§ Problem description
Repeat the data exactly, so that every line matches the original.

(Beginning of Source information)

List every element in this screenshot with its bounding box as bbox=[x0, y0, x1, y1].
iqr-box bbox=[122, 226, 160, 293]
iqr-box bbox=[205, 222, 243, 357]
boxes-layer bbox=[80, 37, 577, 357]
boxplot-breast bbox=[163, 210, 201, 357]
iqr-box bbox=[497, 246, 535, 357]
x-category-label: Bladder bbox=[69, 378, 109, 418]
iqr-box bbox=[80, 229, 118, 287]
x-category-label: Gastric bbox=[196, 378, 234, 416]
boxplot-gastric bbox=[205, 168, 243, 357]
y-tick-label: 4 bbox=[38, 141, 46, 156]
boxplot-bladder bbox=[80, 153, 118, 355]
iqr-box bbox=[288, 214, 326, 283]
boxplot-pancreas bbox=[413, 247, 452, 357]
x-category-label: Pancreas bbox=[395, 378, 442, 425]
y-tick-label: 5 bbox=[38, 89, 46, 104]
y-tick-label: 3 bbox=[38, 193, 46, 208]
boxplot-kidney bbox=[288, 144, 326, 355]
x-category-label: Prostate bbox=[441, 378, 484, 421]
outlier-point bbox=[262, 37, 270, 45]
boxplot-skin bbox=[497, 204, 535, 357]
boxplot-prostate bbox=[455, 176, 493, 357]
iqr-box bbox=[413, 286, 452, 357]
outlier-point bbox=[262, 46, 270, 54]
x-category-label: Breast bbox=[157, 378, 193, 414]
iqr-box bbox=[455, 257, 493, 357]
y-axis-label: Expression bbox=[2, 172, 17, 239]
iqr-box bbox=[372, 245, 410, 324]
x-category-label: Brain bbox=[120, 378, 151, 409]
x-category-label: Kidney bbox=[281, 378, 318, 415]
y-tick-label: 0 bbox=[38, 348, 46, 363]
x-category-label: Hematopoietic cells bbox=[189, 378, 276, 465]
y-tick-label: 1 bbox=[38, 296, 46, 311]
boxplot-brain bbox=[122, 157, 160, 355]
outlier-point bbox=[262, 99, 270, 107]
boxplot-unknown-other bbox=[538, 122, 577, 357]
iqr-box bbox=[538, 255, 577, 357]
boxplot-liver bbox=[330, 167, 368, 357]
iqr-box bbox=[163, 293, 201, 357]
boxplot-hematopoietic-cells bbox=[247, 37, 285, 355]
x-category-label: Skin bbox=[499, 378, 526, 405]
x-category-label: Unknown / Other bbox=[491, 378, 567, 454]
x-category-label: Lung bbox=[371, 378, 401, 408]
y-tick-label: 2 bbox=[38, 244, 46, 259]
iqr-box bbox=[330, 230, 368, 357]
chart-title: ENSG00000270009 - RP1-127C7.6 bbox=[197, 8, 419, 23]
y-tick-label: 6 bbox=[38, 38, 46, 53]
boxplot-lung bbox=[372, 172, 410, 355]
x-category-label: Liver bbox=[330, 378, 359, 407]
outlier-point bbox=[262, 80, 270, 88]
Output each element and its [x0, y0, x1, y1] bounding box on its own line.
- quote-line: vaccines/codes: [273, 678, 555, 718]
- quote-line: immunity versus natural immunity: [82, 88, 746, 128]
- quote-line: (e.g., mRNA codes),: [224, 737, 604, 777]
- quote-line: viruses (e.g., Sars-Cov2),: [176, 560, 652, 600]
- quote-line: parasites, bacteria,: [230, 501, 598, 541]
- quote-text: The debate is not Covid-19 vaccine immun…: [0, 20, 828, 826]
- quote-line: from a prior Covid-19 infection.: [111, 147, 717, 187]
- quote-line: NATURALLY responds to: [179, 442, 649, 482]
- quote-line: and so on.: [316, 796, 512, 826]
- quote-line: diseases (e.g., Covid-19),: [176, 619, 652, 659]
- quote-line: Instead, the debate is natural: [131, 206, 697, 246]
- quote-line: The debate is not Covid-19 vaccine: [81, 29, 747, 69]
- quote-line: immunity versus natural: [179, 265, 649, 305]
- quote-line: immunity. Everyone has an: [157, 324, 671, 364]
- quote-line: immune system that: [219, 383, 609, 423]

(End of Source information)

§ Output below
List every element in this screenshot with its bounding box as bbox=[x0, y0, x1, y1].
iqr-box bbox=[122, 226, 160, 293]
iqr-box bbox=[205, 222, 243, 357]
boxes-layer bbox=[80, 37, 577, 357]
boxplot-breast bbox=[163, 210, 201, 357]
iqr-box bbox=[497, 246, 535, 357]
x-category-label: Bladder bbox=[69, 378, 109, 418]
iqr-box bbox=[80, 229, 118, 287]
x-category-label: Gastric bbox=[196, 378, 234, 416]
boxplot-gastric bbox=[205, 168, 243, 357]
y-tick-label: 4 bbox=[38, 141, 46, 156]
boxplot-bladder bbox=[80, 153, 118, 355]
iqr-box bbox=[288, 214, 326, 283]
boxplot-pancreas bbox=[413, 247, 452, 357]
x-category-label: Pancreas bbox=[395, 378, 442, 425]
y-tick-label: 5 bbox=[38, 89, 46, 104]
y-tick-label: 3 bbox=[38, 193, 46, 208]
boxplot-kidney bbox=[288, 144, 326, 355]
x-category-label: Prostate bbox=[441, 378, 484, 421]
outlier-point bbox=[262, 37, 270, 45]
boxplot-skin bbox=[497, 204, 535, 357]
boxplot-prostate bbox=[455, 176, 493, 357]
iqr-box bbox=[413, 286, 452, 357]
outlier-point bbox=[262, 46, 270, 54]
x-category-label: Breast bbox=[157, 378, 193, 414]
iqr-box bbox=[455, 257, 493, 357]
y-axis-label: Expression bbox=[2, 172, 17, 239]
iqr-box bbox=[372, 245, 410, 324]
x-category-label: Brain bbox=[120, 378, 151, 409]
x-category-label: Kidney bbox=[281, 378, 318, 415]
y-tick-label: 0 bbox=[38, 348, 46, 363]
x-category-label: Hematopoietic cells bbox=[189, 378, 276, 465]
y-tick-label: 1 bbox=[38, 296, 46, 311]
boxplot-brain bbox=[122, 157, 160, 355]
outlier-point bbox=[262, 99, 270, 107]
boxplot-unknown-other bbox=[538, 122, 577, 357]
iqr-box bbox=[538, 255, 577, 357]
boxplot-liver bbox=[330, 167, 368, 357]
iqr-box bbox=[163, 293, 201, 357]
boxplot-hematopoietic-cells bbox=[247, 37, 285, 355]
x-category-label: Skin bbox=[499, 378, 526, 405]
x-category-label: Unknown / Other bbox=[491, 378, 567, 454]
x-category-label: Lung bbox=[371, 378, 401, 408]
y-tick-label: 2 bbox=[38, 244, 46, 259]
iqr-box bbox=[330, 230, 368, 357]
chart-title: ENSG00000270009 - RP1-127C7.6 bbox=[197, 8, 419, 23]
y-tick-label: 6 bbox=[38, 38, 46, 53]
boxplot-lung bbox=[372, 172, 410, 355]
x-category-label: Liver bbox=[330, 378, 359, 407]
outlier-point bbox=[262, 80, 270, 88]
Output each element and its [x0, y0, x1, y1] bounding box on its own line.
- quote-line: vaccines/codes: [273, 678, 555, 718]
- quote-line: immunity versus natural immunity: [82, 88, 746, 128]
- quote-line: (e.g., mRNA codes),: [224, 737, 604, 777]
- quote-line: viruses (e.g., Sars-Cov2),: [176, 560, 652, 600]
- quote-line: parasites, bacteria,: [230, 501, 598, 541]
- quote-text: The debate is not Covid-19 vaccine immun…: [0, 20, 828, 826]
- quote-line: from a prior Covid-19 infection.: [111, 147, 717, 187]
- quote-line: NATURALLY responds to: [179, 442, 649, 482]
- quote-line: and so on.: [316, 796, 512, 826]
- quote-line: diseases (e.g., Covid-19),: [176, 619, 652, 659]
- quote-line: Instead, the debate is natural: [131, 206, 697, 246]
- quote-line: The debate is not Covid-19 vaccine: [81, 29, 747, 69]
- quote-line: immunity versus natural: [179, 265, 649, 305]
- quote-line: immunity. Everyone has an: [157, 324, 671, 364]
- quote-line: immune system that: [219, 383, 609, 423]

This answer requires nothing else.